What is required: Transcribe each record exactly. Include every one.

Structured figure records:
- - - - - - -

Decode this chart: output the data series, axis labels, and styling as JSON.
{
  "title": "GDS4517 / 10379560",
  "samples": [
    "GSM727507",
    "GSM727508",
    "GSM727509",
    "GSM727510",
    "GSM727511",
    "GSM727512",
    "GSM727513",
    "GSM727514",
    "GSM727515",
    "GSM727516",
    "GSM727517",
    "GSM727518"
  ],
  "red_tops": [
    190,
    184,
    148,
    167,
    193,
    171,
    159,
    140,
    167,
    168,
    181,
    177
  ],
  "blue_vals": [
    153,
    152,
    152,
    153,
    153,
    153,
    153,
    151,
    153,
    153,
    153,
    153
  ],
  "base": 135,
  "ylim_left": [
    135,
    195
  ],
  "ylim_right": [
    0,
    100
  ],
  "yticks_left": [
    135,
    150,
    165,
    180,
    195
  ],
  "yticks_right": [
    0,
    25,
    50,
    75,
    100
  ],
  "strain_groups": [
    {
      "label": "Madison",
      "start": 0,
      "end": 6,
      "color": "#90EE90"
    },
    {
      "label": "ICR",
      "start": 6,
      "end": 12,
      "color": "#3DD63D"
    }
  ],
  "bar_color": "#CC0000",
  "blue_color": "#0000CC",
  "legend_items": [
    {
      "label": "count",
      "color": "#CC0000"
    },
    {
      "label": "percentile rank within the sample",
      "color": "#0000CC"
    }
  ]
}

- - - - - - -

Reply:
Decode this chart: output the data series, axis labels, and styling as JSON.
{
  "title": "GDS4517 / 10379560",
  "samples": [
    "GSM727507",
    "GSM727508",
    "GSM727509",
    "GSM727510",
    "GSM727511",
    "GSM727512",
    "GSM727513",
    "GSM727514",
    "GSM727515",
    "GSM727516",
    "GSM727517",
    "GSM727518"
  ],
  "red_tops": [
    190,
    184,
    148,
    167,
    193,
    171,
    159,
    140,
    167,
    168,
    181,
    177
  ],
  "blue_vals": [
    153,
    152,
    152,
    153,
    153,
    153,
    153,
    151,
    153,
    153,
    153,
    153
  ],
  "base": 135,
  "ylim_left": [
    135,
    195
  ],
  "ylim_right": [
    0,
    100
  ],
  "yticks_left": [
    135,
    150,
    165,
    180,
    195
  ],
  "yticks_right": [
    0,
    25,
    50,
    75,
    100
  ],
  "strain_groups": [
    {
      "label": "Madison",
      "start": 0,
      "end": 6,
      "color": "#90EE90"
    },
    {
      "label": "ICR",
      "start": 6,
      "end": 12,
      "color": "#3DD63D"
    }
  ],
  "bar_color": "#CC0000",
  "blue_color": "#0000CC",
  "legend_items": [
    {
      "label": "count",
      "color": "#CC0000"
    },
    {
      "label": "percentile rank within the sample",
      "color": "#0000CC"
    }
  ]
}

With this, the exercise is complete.